QUOTED TEXT:
·····

Jonas Wood - Editions, Photographs and Design Hong Kong Friday, June 14, 2024 | Phillips
  • “Repainting a Matisse painting, or a Picasso painting - all these things just seem natural to me. I’m not trying to remake those things, I’m trying to make them in my own way because I’m so turned on by them.”
    — Jonas Wood
    Jonas Wood grew up surrounded by the greats. His artistically inclined family counted works by Matisse, Picasso, and Calder amongst their impressive personal art collection. Interacting with such prolific and influential artists in the intimacy of his home, Wood developed an attachment to their aesthetic elements, which are reflected in many of his later works. Drawing on the imagery of these Modern masters and experiences from his own life, Wood assembles photocollages which become the basis for his paintings and prints. Printmaking has become increasingly entwined with the artist’s practice and in order to maximise his flexibility and freedom to create within the medium, Wood established his own studio, Wood Kusaka Studios, in collaboration with master printer, Jacob Samuel.

     

    Even closer to home, Wood’s incorporation of ceramic vessels into his body of work stems from his collaborative working relationship with his wife, ceramic artist Shio Kusaka. “When I met my wife, Shio Kusaka, who is a ceramicist, I started looking at vessels. I became interested in the Greek pots. Like basketball cards, they have a shape and a form, and they have images that are very flat, graphic, and simple. Basically, there are cartoons on the sides of the pots that tell stories.” Recalling this interpretation, Snoopy Pot features Snoopy and Charlie Brown from the Peanuts comics, unifying these memorable characters with ancient pottery through the graphic narrative that they convey.

·····

INSTRUCTIONS:
1. Duplicate the passage from the text on Jonas Wood from "Even closer to" to "that they convey.".
2. According to the text on Jonas Wood, what is the name of the studio Wood established for his printmaking?
3. Decide whether each statement agrees with the text on Jonas Wood, answering yes or no and quoting the deciding words: (a) Wood's family art collection included works by Calder. (b) Shio Kusaka is a painter. (c) Snoopy Pot shows Snoopy together with Linus.

·····

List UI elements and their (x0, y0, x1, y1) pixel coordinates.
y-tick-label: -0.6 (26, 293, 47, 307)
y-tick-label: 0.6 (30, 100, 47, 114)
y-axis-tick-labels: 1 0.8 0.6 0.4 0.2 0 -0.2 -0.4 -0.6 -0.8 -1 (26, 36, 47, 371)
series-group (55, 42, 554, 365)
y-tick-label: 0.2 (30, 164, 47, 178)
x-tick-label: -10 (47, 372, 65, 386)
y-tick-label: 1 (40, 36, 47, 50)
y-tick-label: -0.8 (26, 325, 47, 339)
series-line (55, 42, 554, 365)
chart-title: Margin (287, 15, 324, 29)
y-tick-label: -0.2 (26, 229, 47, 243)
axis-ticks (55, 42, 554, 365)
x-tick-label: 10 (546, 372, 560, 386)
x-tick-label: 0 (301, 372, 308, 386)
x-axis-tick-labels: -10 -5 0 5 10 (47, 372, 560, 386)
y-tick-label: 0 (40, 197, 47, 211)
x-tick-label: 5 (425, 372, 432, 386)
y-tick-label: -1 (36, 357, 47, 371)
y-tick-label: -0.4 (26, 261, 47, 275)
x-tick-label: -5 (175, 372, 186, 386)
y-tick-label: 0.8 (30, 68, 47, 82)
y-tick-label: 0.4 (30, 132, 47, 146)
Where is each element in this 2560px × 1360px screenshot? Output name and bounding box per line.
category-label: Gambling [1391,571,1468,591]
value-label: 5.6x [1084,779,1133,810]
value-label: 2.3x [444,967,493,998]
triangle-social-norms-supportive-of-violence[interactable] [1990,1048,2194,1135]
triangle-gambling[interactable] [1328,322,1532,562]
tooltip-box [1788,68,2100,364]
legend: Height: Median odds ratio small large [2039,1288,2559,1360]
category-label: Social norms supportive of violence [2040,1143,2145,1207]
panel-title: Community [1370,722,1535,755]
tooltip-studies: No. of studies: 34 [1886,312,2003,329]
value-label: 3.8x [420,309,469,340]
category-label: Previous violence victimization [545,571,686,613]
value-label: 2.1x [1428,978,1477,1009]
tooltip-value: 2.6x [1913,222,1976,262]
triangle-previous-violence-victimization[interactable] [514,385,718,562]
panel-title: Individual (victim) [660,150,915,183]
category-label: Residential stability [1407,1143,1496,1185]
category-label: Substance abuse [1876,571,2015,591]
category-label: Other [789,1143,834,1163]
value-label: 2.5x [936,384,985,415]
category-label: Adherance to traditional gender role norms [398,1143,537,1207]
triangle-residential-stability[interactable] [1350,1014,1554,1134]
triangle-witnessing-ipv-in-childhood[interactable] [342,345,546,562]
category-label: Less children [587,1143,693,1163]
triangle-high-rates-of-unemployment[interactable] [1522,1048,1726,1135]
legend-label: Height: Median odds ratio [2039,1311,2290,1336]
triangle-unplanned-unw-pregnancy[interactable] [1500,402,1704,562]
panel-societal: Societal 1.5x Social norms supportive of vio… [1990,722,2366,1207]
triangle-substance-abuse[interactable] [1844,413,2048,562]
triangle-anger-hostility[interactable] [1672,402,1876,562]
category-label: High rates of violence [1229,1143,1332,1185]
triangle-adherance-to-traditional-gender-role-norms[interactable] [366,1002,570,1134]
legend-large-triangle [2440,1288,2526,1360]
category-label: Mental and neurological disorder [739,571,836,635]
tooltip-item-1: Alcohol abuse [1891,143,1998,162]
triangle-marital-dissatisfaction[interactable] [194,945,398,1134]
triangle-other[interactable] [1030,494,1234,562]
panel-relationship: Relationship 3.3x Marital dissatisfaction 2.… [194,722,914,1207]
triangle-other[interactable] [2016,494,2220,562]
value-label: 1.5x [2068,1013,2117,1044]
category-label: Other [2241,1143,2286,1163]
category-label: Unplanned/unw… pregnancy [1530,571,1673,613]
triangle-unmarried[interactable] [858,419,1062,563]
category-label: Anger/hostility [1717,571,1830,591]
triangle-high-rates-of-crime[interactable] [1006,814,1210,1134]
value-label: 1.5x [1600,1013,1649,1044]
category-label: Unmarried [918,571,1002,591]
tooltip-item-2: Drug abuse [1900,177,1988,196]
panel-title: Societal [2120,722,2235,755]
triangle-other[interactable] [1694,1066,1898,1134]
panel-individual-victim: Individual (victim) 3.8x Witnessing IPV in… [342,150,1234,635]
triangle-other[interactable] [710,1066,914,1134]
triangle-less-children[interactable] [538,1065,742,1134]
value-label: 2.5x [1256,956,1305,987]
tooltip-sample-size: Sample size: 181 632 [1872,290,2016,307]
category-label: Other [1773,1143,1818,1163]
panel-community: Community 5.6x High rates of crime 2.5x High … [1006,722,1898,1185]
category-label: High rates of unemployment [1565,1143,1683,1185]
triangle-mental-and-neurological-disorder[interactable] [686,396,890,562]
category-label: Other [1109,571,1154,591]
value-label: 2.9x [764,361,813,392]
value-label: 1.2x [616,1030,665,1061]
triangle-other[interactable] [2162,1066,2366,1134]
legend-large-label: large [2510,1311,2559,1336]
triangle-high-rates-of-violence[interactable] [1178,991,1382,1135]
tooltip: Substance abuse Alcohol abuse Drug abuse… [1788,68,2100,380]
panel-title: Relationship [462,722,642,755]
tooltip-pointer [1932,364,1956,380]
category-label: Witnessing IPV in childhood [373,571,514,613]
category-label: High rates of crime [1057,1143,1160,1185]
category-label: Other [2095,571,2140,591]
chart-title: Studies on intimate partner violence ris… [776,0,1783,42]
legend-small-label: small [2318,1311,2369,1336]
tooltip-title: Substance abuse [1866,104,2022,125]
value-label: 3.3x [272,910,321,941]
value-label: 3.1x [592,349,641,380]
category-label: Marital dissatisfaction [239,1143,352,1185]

·····

THE RESPONSES:
1.
Even closer to home, Wood’s incorporation of ceramic vessels into his body of work stems from his collaborative working relationship with his wife, ceramic artist Shio Kusaka. “When I met my wife, Shio Kusaka, who is a ceramicist, I started looking at vessels. I became interested in the Greek pots. Like basketball cards, they have a shape and a form, and they have images that are very flat, graphic, and simple. Basically, there are cartoons on the sides of the pots that tell stories.” Recalling this interpretation, Snoopy Pot features Snoopy and Charlie Brown from the Peanuts comics, unifying these memorable characters with ancient pottery through the graphic narrative that they convey.

2. Wood Kusaka Studios.

3.
(a) Yes: "counted works by Matisse, Picasso, and Calder amongst their impressive personal art collection"
(b) No: "ceramic artist Shio Kusaka"
(c) No: "Snoopy Pot features Snoopy and Charlie Brown from the Peanuts comics"